• [TASK GOAL]:
In the material below, find the line with "What's the underlying"; set down that line and every line after it to the end, exactly, without pictures.

• [DATA SHOWN]:
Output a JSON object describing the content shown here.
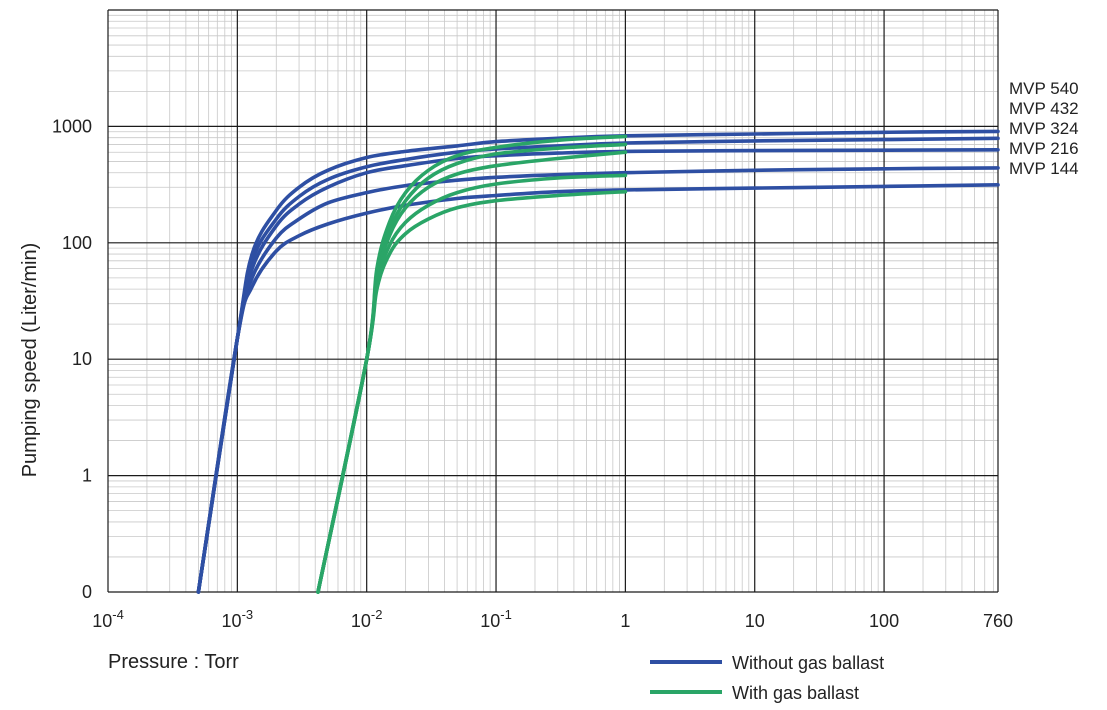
{
  "chart_data": {
    "type": "line",
    "xlabel": "Pressure : Torr",
    "ylabel": "Pumping speed (Liter/min)",
    "x_scale": "log",
    "y_scale": "log",
    "xlim": [
      0.0001,
      760
    ],
    "ylim": [
      0.1,
      10000
    ],
    "x_ticks": [
      {
        "value": 0.0001,
        "base": "10",
        "exp": "-4"
      },
      {
        "value": 0.001,
        "base": "10",
        "exp": "-3"
      },
      {
        "value": 0.01,
        "base": "10",
        "exp": "-2"
      },
      {
        "value": 0.1,
        "base": "10",
        "exp": "-1"
      },
      {
        "value": 1,
        "label": "1"
      },
      {
        "value": 10,
        "label": "10"
      },
      {
        "value": 100,
        "label": "100"
      },
      {
        "value": 760,
        "label": "760"
      }
    ],
    "y_ticks": [
      {
        "value": 0.1,
        "label": "0"
      },
      {
        "value": 1,
        "label": "1"
      },
      {
        "value": 10,
        "label": "10"
      },
      {
        "value": 100,
        "label": "100"
      },
      {
        "value": 1000,
        "label": "1000"
      }
    ],
    "grid": true,
    "legend": {
      "placement": "bottom-right",
      "entries": [
        {
          "label": "Without gas ballast",
          "color": "#2e4fa3"
        },
        {
          "label": "With gas ballast",
          "color": "#2aa567"
        }
      ]
    },
    "colors": {
      "without": "#2e4fa3",
      "with": "#2aa567",
      "grid_major": "#1a1a1a",
      "grid_minor": "#c8c8c8"
    },
    "series": [
      {
        "name": "MVP 540",
        "gas_ballast": false,
        "points": [
          [
            0.0005,
            0.1
          ],
          [
            0.001,
            15
          ],
          [
            0.0013,
            80
          ],
          [
            0.002,
            190
          ],
          [
            0.003,
            300
          ],
          [
            0.005,
            420
          ],
          [
            0.01,
            540
          ],
          [
            0.02,
            610
          ],
          [
            0.05,
            680
          ],
          [
            0.1,
            740
          ],
          [
            0.3,
            790
          ],
          [
            1,
            830
          ],
          [
            10,
            860
          ],
          [
            100,
            890
          ],
          [
            760,
            905
          ]
        ]
      },
      {
        "name": "MVP 432",
        "gas_ballast": false,
        "points": [
          [
            0.0005,
            0.1
          ],
          [
            0.001,
            15
          ],
          [
            0.0013,
            70
          ],
          [
            0.002,
            160
          ],
          [
            0.003,
            250
          ],
          [
            0.005,
            350
          ],
          [
            0.01,
            450
          ],
          [
            0.02,
            520
          ],
          [
            0.05,
            600
          ],
          [
            0.1,
            640
          ],
          [
            0.3,
            680
          ],
          [
            1,
            720
          ],
          [
            10,
            750
          ],
          [
            100,
            770
          ],
          [
            760,
            790
          ]
        ]
      },
      {
        "name": "MVP 324",
        "gas_ballast": false,
        "points": [
          [
            0.0005,
            0.1
          ],
          [
            0.001,
            15
          ],
          [
            0.0013,
            60
          ],
          [
            0.002,
            140
          ],
          [
            0.003,
            215
          ],
          [
            0.005,
            300
          ],
          [
            0.01,
            400
          ],
          [
            0.02,
            460
          ],
          [
            0.05,
            530
          ],
          [
            0.1,
            560
          ],
          [
            0.3,
            590
          ],
          [
            1,
            610
          ],
          [
            10,
            620
          ],
          [
            100,
            625
          ],
          [
            760,
            630
          ]
        ]
      },
      {
        "name": "MVP 216",
        "gas_ballast": false,
        "points": [
          [
            0.0005,
            0.1
          ],
          [
            0.001,
            15
          ],
          [
            0.0013,
            50
          ],
          [
            0.002,
            110
          ],
          [
            0.003,
            160
          ],
          [
            0.005,
            220
          ],
          [
            0.01,
            270
          ],
          [
            0.02,
            310
          ],
          [
            0.05,
            345
          ],
          [
            0.1,
            365
          ],
          [
            0.3,
            385
          ],
          [
            1,
            400
          ],
          [
            10,
            420
          ],
          [
            100,
            432
          ],
          [
            760,
            440
          ]
        ]
      },
      {
        "name": "MVP 144",
        "gas_ballast": false,
        "points": [
          [
            0.0005,
            0.1
          ],
          [
            0.001,
            15
          ],
          [
            0.0013,
            42
          ],
          [
            0.002,
            85
          ],
          [
            0.003,
            115
          ],
          [
            0.005,
            145
          ],
          [
            0.01,
            180
          ],
          [
            0.02,
            210
          ],
          [
            0.05,
            240
          ],
          [
            0.1,
            255
          ],
          [
            0.3,
            275
          ],
          [
            1,
            285
          ],
          [
            10,
            295
          ],
          [
            100,
            305
          ],
          [
            760,
            315
          ]
        ]
      },
      {
        "name": "MVP 540",
        "gas_ballast": true,
        "points": [
          [
            0.0042,
            0.1
          ],
          [
            0.01,
            10
          ],
          [
            0.012,
            60
          ],
          [
            0.015,
            150
          ],
          [
            0.02,
            270
          ],
          [
            0.03,
            420
          ],
          [
            0.05,
            560
          ],
          [
            0.1,
            660
          ],
          [
            0.3,
            760
          ],
          [
            1,
            820
          ]
        ]
      },
      {
        "name": "MVP 432",
        "gas_ballast": true,
        "points": [
          [
            0.0042,
            0.1
          ],
          [
            0.01,
            10
          ],
          [
            0.012,
            55
          ],
          [
            0.015,
            130
          ],
          [
            0.02,
            230
          ],
          [
            0.03,
            360
          ],
          [
            0.05,
            480
          ],
          [
            0.1,
            580
          ],
          [
            0.3,
            650
          ],
          [
            1,
            700
          ]
        ]
      },
      {
        "name": "MVP 324",
        "gas_ballast": true,
        "points": [
          [
            0.0042,
            0.1
          ],
          [
            0.01,
            10
          ],
          [
            0.012,
            50
          ],
          [
            0.015,
            115
          ],
          [
            0.02,
            200
          ],
          [
            0.03,
            300
          ],
          [
            0.05,
            390
          ],
          [
            0.1,
            460
          ],
          [
            0.3,
            530
          ],
          [
            1,
            600
          ]
        ]
      },
      {
        "name": "MVP 216",
        "gas_ballast": true,
        "points": [
          [
            0.0042,
            0.1
          ],
          [
            0.01,
            10
          ],
          [
            0.012,
            45
          ],
          [
            0.015,
            95
          ],
          [
            0.02,
            150
          ],
          [
            0.03,
            210
          ],
          [
            0.05,
            270
          ],
          [
            0.1,
            320
          ],
          [
            0.3,
            360
          ],
          [
            1,
            380
          ]
        ]
      },
      {
        "name": "MVP 144",
        "gas_ballast": true,
        "points": [
          [
            0.0042,
            0.1
          ],
          [
            0.01,
            10
          ],
          [
            0.012,
            40
          ],
          [
            0.015,
            80
          ],
          [
            0.02,
            120
          ],
          [
            0.03,
            160
          ],
          [
            0.05,
            200
          ],
          [
            0.1,
            230
          ],
          [
            0.3,
            255
          ],
          [
            1,
            275
          ]
        ]
      }
    ],
    "series_labels": [
      "MVP 540",
      "MVP 432",
      "MVP 324",
      "MVP 216",
      "MVP 144"
    ]
  }
}
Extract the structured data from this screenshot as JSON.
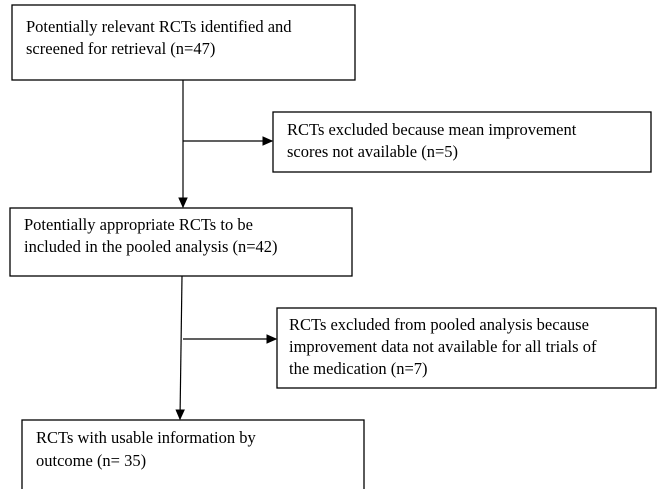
{
  "nodes": [
    {
      "lines": [
        "Potentially relevant RCTs identified and",
        "screened for retrieval (n=47)"
      ]
    },
    {
      "lines": [
        "RCTs excluded because mean improvement",
        "scores not available (n=5)"
      ]
    },
    {
      "lines": [
        "Potentially appropriate RCTs to be",
        "included in the pooled analysis (n=42)"
      ]
    },
    {
      "lines": [
        "RCTs excluded from pooled analysis because",
        "improvement data not available for all trials of",
        "the medication (n=7)"
      ]
    },
    {
      "lines": [
        "RCTs with usable information by",
        "outcome (n= 35)"
      ]
    }
  ]
}
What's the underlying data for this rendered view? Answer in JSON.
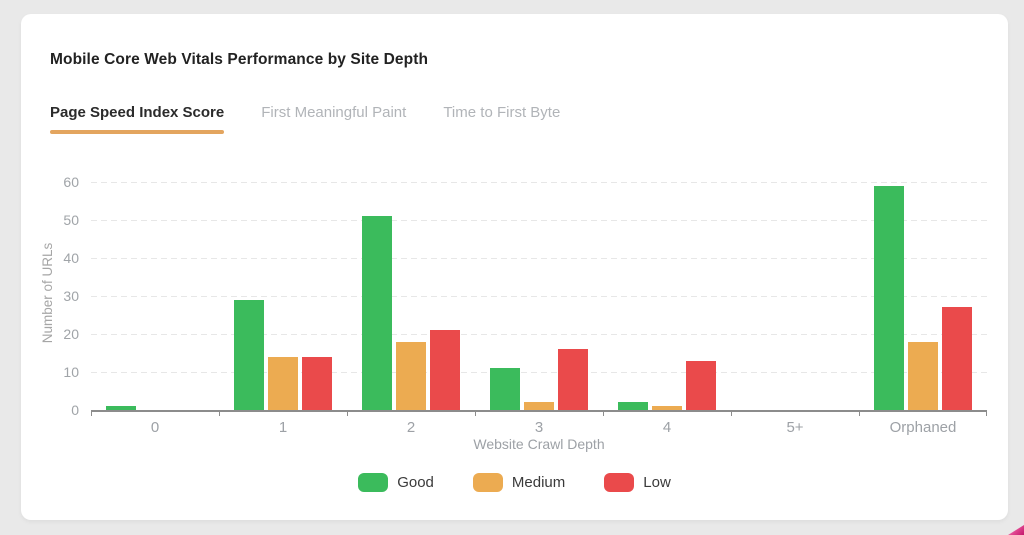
{
  "page": {
    "background_color": "#e9e9e9"
  },
  "card": {
    "title": "Mobile Core Web Vitals Performance by Site Depth",
    "tabs": [
      {
        "label": "Page Speed Index Score",
        "active": true
      },
      {
        "label": "First Meaningful Paint",
        "active": false
      },
      {
        "label": "Time to First Byte",
        "active": false
      }
    ],
    "active_tab_underline_color": "#e3a55f"
  },
  "chart_data": {
    "type": "bar",
    "title": "Mobile Core Web Vitals Performance by Site Depth",
    "categories": [
      "0",
      "1",
      "2",
      "3",
      "4",
      "5+",
      "Orphaned"
    ],
    "series": [
      {
        "name": "Good",
        "color": "#3bbb5c",
        "values": [
          1,
          29,
          51,
          11,
          2,
          0,
          59
        ]
      },
      {
        "name": "Medium",
        "color": "#ecab51",
        "values": [
          0,
          14,
          18,
          2,
          1,
          0,
          18
        ]
      },
      {
        "name": "Low",
        "color": "#ea4a4b",
        "values": [
          0,
          14,
          21,
          16,
          13,
          0,
          27
        ]
      }
    ],
    "xlabel": "Website Crawl Depth",
    "ylabel": "Number of URLs",
    "ylim": [
      0,
      60
    ],
    "ytick_step": 10,
    "grid": "horizontal-dashed",
    "axis_text_color": "#9da1a6",
    "legend_position": "bottom"
  },
  "decoration": {
    "corner_accent_colors": [
      "#f5a7cc",
      "#c2186b"
    ]
  }
}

• [FINAL RESULT]:
What's the underlying data for this rendered view? Answer in JSON.
{
  "page": {
    "background_color": "#e9e9e9"
  },
  "card": {
    "title": "Mobile Core Web Vitals Performance by Site Depth",
    "tabs": [
      {
        "label": "Page Speed Index Score",
        "active": true
      },
      {
        "label": "First Meaningful Paint",
        "active": false
      },
      {
        "label": "Time to First Byte",
        "active": false
      }
    ],
    "active_tab_underline_color": "#e3a55f"
  },
  "chart_data": {
    "type": "bar",
    "title": "Mobile Core Web Vitals Performance by Site Depth",
    "categories": [
      "0",
      "1",
      "2",
      "3",
      "4",
      "5+",
      "Orphaned"
    ],
    "series": [
      {
        "name": "Good",
        "color": "#3bbb5c",
        "values": [
          1,
          29,
          51,
          11,
          2,
          0,
          59
        ]
      },
      {
        "name": "Medium",
        "color": "#ecab51",
        "values": [
          0,
          14,
          18,
          2,
          1,
          0,
          18
        ]
      },
      {
        "name": "Low",
        "color": "#ea4a4b",
        "values": [
          0,
          14,
          21,
          16,
          13,
          0,
          27
        ]
      }
    ],
    "xlabel": "Website Crawl Depth",
    "ylabel": "Number of URLs",
    "ylim": [
      0,
      60
    ],
    "ytick_step": 10,
    "grid": "horizontal-dashed",
    "axis_text_color": "#9da1a6",
    "legend_position": "bottom"
  },
  "decoration": {
    "corner_accent_colors": [
      "#f5a7cc",
      "#c2186b"
    ]
  }
}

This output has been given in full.